● EXERCISE INSTRUCTIONS: Quote every entry word for word.

● MATERIAL:
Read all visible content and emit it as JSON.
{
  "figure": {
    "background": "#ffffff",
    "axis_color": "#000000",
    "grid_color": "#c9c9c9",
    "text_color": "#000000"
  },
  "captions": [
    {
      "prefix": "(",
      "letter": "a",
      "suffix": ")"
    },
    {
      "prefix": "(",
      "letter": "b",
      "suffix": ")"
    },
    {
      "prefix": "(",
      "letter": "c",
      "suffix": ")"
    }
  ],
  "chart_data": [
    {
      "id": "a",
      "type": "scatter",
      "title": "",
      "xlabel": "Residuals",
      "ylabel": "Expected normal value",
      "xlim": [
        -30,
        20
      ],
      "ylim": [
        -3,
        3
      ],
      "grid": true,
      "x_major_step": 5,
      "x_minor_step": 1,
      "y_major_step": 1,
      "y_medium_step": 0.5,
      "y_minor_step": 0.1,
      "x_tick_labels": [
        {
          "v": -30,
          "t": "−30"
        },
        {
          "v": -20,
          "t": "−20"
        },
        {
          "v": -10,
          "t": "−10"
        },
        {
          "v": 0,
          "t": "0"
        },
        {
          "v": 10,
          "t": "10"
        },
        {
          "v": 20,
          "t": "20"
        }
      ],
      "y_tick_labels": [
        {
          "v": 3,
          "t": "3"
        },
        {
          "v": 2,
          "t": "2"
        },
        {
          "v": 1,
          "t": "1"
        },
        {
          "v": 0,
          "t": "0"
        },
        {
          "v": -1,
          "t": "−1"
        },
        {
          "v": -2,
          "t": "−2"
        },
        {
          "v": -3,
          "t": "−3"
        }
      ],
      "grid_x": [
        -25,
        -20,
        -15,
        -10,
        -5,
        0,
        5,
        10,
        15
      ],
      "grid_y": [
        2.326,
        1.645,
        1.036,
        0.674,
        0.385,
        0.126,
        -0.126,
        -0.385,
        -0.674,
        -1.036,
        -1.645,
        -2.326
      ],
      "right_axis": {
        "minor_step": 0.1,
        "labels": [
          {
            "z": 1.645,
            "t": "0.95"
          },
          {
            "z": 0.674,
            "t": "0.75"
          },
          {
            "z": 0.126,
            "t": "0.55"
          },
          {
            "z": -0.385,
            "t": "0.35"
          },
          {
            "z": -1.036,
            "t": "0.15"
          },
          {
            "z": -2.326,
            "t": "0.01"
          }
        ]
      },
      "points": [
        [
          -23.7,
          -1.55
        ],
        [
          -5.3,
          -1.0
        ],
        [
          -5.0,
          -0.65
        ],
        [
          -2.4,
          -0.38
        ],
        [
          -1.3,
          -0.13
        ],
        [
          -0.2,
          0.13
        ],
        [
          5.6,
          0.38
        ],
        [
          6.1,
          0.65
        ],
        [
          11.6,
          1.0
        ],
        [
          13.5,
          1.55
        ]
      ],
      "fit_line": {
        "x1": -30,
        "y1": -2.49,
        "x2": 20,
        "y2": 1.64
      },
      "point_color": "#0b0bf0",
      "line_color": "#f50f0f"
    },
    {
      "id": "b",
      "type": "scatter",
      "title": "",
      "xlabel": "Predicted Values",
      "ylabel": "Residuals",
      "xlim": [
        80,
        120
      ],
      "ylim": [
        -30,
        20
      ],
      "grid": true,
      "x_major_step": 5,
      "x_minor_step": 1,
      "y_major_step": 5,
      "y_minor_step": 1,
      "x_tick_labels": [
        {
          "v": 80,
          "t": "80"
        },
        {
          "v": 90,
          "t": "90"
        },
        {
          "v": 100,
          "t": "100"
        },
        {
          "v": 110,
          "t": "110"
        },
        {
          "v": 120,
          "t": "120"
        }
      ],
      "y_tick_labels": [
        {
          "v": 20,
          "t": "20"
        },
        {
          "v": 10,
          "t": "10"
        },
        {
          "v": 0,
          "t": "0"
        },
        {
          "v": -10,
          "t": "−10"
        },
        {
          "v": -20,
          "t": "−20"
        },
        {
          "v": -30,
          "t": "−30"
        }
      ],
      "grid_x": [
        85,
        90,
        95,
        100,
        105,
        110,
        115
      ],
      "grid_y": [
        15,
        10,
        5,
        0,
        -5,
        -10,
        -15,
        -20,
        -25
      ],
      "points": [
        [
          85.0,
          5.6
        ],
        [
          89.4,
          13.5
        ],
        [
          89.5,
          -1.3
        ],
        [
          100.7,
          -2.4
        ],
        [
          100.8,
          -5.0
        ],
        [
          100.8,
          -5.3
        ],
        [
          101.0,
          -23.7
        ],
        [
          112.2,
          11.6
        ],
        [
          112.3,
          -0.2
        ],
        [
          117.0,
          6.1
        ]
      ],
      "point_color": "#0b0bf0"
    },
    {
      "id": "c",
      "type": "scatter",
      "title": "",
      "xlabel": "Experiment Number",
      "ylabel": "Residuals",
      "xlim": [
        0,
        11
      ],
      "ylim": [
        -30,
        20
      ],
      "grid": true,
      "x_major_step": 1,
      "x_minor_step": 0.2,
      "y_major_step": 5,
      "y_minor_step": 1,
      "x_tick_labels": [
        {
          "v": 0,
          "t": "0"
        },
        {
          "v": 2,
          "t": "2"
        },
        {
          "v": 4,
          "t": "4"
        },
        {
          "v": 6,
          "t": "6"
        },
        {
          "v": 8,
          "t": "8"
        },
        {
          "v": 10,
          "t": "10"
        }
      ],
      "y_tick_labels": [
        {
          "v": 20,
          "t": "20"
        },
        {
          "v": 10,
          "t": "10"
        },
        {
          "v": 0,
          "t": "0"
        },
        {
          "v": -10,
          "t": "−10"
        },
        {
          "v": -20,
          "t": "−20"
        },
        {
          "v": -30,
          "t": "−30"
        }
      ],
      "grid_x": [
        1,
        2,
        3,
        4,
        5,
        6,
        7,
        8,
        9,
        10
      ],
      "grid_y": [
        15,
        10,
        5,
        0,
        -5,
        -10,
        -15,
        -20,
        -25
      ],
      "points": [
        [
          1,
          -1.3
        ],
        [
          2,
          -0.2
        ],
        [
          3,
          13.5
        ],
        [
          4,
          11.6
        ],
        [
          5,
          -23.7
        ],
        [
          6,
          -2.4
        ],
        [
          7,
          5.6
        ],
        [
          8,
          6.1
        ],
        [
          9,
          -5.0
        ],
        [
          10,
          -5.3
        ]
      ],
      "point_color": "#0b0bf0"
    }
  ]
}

● RIGHT ANSWER:
Read all visible content and emit it as JSON.
{
  "figure": {
    "background": "#ffffff",
    "axis_color": "#000000",
    "grid_color": "#c9c9c9",
    "text_color": "#000000"
  },
  "captions": [
    {
      "prefix": "(",
      "letter": "a",
      "suffix": ")"
    },
    {
      "prefix": "(",
      "letter": "b",
      "suffix": ")"
    },
    {
      "prefix": "(",
      "letter": "c",
      "suffix": ")"
    }
  ],
  "chart_data": [
    {
      "id": "a",
      "type": "scatter",
      "title": "",
      "xlabel": "Residuals",
      "ylabel": "Expected normal value",
      "xlim": [
        -30,
        20
      ],
      "ylim": [
        -3,
        3
      ],
      "grid": true,
      "x_major_step": 5,
      "x_minor_step": 1,
      "y_major_step": 1,
      "y_medium_step": 0.5,
      "y_minor_step": 0.1,
      "x_tick_labels": [
        {
          "v": -30,
          "t": "−30"
        },
        {
          "v": -20,
          "t": "−20"
        },
        {
          "v": -10,
          "t": "−10"
        },
        {
          "v": 0,
          "t": "0"
        },
        {
          "v": 10,
          "t": "10"
        },
        {
          "v": 20,
          "t": "20"
        }
      ],
      "y_tick_labels": [
        {
          "v": 3,
          "t": "3"
        },
        {
          "v": 2,
          "t": "2"
        },
        {
          "v": 1,
          "t": "1"
        },
        {
          "v": 0,
          "t": "0"
        },
        {
          "v": -1,
          "t": "−1"
        },
        {
          "v": -2,
          "t": "−2"
        },
        {
          "v": -3,
          "t": "−3"
        }
      ],
      "grid_x": [
        -25,
        -20,
        -15,
        -10,
        -5,
        0,
        5,
        10,
        15
      ],
      "grid_y": [
        2.326,
        1.645,
        1.036,
        0.674,
        0.385,
        0.126,
        -0.126,
        -0.385,
        -0.674,
        -1.036,
        -1.645,
        -2.326
      ],
      "right_axis": {
        "minor_step": 0.1,
        "labels": [
          {
            "z": 1.645,
            "t": "0.95"
          },
          {
            "z": 0.674,
            "t": "0.75"
          },
          {
            "z": 0.126,
            "t": "0.55"
          },
          {
            "z": -0.385,
            "t": "0.35"
          },
          {
            "z": -1.036,
            "t": "0.15"
          },
          {
            "z": -2.326,
            "t": "0.01"
          }
        ]
      },
      "points": [
        [
          -23.7,
          -1.55
        ],
        [
          -5.3,
          -1.0
        ],
        [
          -5.0,
          -0.65
        ],
        [
          -2.4,
          -0.38
        ],
        [
          -1.3,
          -0.13
        ],
        [
          -0.2,
          0.13
        ],
        [
          5.6,
          0.38
        ],
        [
          6.1,
          0.65
        ],
        [
          11.6,
          1.0
        ],
        [
          13.5,
          1.55
        ]
      ],
      "fit_line": {
        "x1": -30,
        "y1": -2.49,
        "x2": 20,
        "y2": 1.64
      },
      "point_color": "#0b0bf0",
      "line_color": "#f50f0f"
    },
    {
      "id": "b",
      "type": "scatter",
      "title": "",
      "xlabel": "Predicted Values",
      "ylabel": "Residuals",
      "xlim": [
        80,
        120
      ],
      "ylim": [
        -30,
        20
      ],
      "grid": true,
      "x_major_step": 5,
      "x_minor_step": 1,
      "y_major_step": 5,
      "y_minor_step": 1,
      "x_tick_labels": [
        {
          "v": 80,
          "t": "80"
        },
        {
          "v": 90,
          "t": "90"
        },
        {
          "v": 100,
          "t": "100"
        },
        {
          "v": 110,
          "t": "110"
        },
        {
          "v": 120,
          "t": "120"
        }
      ],
      "y_tick_labels": [
        {
          "v": 20,
          "t": "20"
        },
        {
          "v": 10,
          "t": "10"
        },
        {
          "v": 0,
          "t": "0"
        },
        {
          "v": -10,
          "t": "−10"
        },
        {
          "v": -20,
          "t": "−20"
        },
        {
          "v": -30,
          "t": "−30"
        }
      ],
      "grid_x": [
        85,
        90,
        95,
        100,
        105,
        110,
        115
      ],
      "grid_y": [
        15,
        10,
        5,
        0,
        -5,
        -10,
        -15,
        -20,
        -25
      ],
      "points": [
        [
          85.0,
          5.6
        ],
        [
          89.4,
          13.5
        ],
        [
          89.5,
          -1.3
        ],
        [
          100.7,
          -2.4
        ],
        [
          100.8,
          -5.0
        ],
        [
          100.8,
          -5.3
        ],
        [
          101.0,
          -23.7
        ],
        [
          112.2,
          11.6
        ],
        [
          112.3,
          -0.2
        ],
        [
          117.0,
          6.1
        ]
      ],
      "point_color": "#0b0bf0"
    },
    {
      "id": "c",
      "type": "scatter",
      "title": "",
      "xlabel": "Experiment Number",
      "ylabel": "Residuals",
      "xlim": [
        0,
        11
      ],
      "ylim": [
        -30,
        20
      ],
      "grid": true,
      "x_major_step": 1,
      "x_minor_step": 0.2,
      "y_major_step": 5,
      "y_minor_step": 1,
      "x_tick_labels": [
        {
          "v": 0,
          "t": "0"
        },
        {
          "v": 2,
          "t": "2"
        },
        {
          "v": 4,
          "t": "4"
        },
        {
          "v": 6,
          "t": "6"
        },
        {
          "v": 8,
          "t": "8"
        },
        {
          "v": 10,
          "t": "10"
        }
      ],
      "y_tick_labels": [
        {
          "v": 20,
          "t": "20"
        },
        {
          "v": 10,
          "t": "10"
        },
        {
          "v": 0,
          "t": "0"
        },
        {
          "v": -10,
          "t": "−10"
        },
        {
          "v": -20,
          "t": "−20"
        },
        {
          "v": -30,
          "t": "−30"
        }
      ],
      "grid_x": [
        1,
        2,
        3,
        4,
        5,
        6,
        7,
        8,
        9,
        10
      ],
      "grid_y": [
        15,
        10,
        5,
        0,
        -5,
        -10,
        -15,
        -20,
        -25
      ],
      "points": [
        [
          1,
          -1.3
        ],
        [
          2,
          -0.2
        ],
        [
          3,
          13.5
        ],
        [
          4,
          11.6
        ],
        [
          5,
          -23.7
        ],
        [
          6,
          -2.4
        ],
        [
          7,
          5.6
        ],
        [
          8,
          6.1
        ],
        [
          9,
          -5.0
        ],
        [
          10,
          -5.3
        ]
      ],
      "point_color": "#0b0bf0"
    }
  ]
}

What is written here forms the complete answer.